**What the exercise asks:** Lines containing the word "image" are the ones to copy from the records below.

[begin Exercise input]

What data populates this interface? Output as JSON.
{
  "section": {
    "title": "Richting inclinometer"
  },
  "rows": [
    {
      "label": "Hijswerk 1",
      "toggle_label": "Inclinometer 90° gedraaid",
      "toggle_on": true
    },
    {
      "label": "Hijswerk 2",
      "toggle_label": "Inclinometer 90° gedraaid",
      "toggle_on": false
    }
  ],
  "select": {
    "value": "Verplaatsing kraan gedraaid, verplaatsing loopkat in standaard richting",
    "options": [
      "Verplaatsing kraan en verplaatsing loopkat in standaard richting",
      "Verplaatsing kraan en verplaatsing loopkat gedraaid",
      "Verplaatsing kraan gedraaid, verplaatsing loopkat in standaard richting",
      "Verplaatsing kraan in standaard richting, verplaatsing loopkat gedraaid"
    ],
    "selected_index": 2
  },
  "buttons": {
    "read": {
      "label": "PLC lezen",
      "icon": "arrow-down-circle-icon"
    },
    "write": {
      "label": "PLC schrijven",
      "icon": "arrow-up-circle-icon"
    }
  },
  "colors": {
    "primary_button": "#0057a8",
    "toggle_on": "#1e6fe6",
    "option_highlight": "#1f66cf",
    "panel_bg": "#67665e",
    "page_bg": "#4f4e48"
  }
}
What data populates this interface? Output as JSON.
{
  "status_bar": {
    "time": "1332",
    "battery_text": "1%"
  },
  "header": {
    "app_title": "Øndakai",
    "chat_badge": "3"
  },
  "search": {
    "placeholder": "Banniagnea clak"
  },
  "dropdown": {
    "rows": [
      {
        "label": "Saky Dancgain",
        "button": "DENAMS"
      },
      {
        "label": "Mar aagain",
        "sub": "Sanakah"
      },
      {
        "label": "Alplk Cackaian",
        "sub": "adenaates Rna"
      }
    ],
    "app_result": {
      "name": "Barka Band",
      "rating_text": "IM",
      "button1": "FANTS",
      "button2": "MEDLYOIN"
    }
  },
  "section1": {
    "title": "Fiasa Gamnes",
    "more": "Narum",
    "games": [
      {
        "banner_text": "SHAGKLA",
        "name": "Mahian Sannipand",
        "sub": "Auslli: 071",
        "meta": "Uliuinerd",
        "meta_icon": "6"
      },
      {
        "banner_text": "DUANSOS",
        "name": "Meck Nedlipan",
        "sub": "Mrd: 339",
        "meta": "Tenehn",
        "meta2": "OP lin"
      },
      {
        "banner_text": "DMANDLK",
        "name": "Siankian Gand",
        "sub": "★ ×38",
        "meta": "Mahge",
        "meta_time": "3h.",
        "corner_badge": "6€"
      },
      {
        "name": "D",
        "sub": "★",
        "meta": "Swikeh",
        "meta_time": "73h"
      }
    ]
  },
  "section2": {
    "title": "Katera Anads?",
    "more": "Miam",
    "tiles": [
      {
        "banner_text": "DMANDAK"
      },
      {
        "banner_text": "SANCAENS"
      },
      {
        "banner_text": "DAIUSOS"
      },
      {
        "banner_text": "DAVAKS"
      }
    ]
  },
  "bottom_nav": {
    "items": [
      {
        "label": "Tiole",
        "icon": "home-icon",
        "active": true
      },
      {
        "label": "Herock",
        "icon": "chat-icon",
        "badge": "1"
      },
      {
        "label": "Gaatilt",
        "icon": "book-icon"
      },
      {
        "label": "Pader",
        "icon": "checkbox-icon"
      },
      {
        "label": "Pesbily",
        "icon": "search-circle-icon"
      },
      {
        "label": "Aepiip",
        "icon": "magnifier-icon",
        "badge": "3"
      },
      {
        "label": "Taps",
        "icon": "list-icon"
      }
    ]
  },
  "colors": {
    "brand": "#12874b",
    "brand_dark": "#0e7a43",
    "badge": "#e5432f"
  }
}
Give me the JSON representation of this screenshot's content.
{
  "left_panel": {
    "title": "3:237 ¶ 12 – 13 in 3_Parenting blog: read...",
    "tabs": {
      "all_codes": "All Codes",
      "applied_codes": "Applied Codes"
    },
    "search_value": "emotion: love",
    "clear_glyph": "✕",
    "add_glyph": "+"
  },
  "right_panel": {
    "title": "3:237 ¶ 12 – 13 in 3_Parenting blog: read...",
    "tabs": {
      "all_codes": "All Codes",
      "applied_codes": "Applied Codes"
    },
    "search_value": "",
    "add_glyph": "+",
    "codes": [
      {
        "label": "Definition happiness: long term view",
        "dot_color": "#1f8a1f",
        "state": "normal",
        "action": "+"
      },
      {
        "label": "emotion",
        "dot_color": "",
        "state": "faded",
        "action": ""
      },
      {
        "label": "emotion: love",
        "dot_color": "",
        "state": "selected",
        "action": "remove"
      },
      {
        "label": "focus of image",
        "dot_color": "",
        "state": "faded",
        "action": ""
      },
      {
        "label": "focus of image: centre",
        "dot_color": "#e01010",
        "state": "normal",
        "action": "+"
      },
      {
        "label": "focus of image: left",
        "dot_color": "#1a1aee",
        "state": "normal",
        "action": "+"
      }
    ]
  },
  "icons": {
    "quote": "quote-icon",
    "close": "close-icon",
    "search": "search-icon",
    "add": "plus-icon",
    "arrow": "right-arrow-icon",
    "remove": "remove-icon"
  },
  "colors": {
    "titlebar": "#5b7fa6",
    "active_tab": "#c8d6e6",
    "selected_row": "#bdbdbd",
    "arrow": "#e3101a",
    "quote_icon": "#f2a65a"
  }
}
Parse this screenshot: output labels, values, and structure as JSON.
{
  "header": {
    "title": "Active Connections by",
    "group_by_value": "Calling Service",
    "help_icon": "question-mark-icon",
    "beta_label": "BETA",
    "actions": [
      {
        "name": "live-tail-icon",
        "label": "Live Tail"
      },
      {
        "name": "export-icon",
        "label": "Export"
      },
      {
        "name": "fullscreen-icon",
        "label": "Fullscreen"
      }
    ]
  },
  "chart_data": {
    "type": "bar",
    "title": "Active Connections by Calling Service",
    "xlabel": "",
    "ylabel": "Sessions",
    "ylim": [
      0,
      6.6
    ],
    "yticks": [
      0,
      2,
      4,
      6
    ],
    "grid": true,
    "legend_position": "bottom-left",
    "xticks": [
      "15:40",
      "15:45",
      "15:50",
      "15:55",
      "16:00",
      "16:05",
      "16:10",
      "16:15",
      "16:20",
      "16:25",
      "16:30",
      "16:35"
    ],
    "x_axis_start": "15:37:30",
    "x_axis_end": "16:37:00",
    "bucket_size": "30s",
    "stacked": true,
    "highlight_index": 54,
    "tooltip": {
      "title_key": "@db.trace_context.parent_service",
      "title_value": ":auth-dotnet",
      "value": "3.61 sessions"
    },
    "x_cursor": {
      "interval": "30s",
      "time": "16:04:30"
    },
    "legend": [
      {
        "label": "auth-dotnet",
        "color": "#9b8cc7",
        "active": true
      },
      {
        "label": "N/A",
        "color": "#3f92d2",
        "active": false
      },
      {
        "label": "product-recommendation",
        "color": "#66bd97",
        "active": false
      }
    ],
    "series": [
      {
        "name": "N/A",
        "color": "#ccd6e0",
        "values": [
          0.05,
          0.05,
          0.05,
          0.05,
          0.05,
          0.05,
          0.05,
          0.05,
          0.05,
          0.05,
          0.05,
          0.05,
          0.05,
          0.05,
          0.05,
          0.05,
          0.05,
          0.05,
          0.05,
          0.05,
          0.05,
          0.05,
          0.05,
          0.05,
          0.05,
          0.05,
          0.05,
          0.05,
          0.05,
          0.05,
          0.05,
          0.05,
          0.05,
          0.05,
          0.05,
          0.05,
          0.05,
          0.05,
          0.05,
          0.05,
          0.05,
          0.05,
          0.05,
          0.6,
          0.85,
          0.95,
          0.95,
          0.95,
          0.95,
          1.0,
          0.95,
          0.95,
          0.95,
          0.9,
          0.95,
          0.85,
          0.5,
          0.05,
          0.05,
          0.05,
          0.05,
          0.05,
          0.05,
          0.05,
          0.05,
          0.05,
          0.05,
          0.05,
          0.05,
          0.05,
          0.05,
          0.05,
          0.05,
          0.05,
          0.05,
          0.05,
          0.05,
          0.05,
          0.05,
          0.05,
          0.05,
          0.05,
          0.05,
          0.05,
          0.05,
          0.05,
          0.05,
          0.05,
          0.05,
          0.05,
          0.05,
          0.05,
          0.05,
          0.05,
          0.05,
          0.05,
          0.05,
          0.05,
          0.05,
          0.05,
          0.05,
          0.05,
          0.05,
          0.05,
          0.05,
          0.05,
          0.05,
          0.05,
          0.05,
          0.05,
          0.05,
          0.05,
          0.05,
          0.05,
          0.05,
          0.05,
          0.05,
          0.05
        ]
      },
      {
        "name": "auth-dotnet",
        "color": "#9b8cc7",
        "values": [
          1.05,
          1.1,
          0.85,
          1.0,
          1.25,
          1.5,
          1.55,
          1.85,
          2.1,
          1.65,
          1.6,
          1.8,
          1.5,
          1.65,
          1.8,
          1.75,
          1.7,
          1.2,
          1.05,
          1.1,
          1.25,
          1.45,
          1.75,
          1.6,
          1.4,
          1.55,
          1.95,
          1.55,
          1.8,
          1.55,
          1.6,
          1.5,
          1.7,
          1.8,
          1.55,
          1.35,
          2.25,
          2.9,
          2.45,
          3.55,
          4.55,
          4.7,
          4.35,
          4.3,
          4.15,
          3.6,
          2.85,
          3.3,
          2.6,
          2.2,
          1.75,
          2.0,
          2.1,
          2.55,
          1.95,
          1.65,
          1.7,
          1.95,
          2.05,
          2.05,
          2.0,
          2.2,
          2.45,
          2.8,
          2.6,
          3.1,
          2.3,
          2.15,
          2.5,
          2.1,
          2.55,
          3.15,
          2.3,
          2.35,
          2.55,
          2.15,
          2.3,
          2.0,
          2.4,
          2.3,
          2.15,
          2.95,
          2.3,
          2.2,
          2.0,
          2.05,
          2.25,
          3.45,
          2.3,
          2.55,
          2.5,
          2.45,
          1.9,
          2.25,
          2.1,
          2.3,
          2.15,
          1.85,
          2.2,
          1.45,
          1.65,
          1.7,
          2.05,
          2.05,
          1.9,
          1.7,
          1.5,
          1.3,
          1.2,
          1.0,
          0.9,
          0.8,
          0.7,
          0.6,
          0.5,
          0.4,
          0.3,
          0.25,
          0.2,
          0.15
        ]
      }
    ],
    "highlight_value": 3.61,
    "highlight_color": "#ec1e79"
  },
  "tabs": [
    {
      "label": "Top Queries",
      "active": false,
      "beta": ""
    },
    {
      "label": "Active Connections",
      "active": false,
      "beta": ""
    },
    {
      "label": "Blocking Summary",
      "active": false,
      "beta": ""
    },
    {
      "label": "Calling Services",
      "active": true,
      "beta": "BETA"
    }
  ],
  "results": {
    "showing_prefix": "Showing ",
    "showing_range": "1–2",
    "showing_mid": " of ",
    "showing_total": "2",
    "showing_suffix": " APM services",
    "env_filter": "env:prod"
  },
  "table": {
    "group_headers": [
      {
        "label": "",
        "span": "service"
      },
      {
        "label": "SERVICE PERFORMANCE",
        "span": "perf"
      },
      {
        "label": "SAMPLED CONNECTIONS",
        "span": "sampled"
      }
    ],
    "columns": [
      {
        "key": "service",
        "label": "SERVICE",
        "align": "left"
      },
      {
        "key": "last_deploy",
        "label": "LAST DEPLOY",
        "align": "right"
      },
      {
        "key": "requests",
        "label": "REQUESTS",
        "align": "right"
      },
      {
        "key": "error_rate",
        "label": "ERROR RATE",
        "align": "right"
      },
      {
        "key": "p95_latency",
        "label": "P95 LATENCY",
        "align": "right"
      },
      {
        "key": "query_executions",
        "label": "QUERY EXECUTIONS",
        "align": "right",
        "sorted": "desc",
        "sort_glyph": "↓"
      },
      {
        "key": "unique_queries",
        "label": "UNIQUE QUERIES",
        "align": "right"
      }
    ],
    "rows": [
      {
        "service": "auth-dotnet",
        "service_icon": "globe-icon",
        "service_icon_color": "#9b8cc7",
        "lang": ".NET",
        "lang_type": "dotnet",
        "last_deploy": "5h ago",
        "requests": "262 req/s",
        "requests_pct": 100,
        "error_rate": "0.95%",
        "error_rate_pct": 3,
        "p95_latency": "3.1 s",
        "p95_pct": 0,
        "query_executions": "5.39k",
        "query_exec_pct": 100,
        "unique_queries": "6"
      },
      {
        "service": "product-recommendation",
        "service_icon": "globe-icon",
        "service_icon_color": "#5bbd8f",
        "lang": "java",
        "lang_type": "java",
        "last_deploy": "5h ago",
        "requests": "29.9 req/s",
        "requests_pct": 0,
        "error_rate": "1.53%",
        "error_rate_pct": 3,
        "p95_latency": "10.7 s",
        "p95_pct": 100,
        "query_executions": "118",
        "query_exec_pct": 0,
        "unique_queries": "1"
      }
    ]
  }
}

[end Exercise input]

**Exercise result:**
        "label": "focus of image",
        "label": "focus of image: centre",
        "label": "focus of image: left",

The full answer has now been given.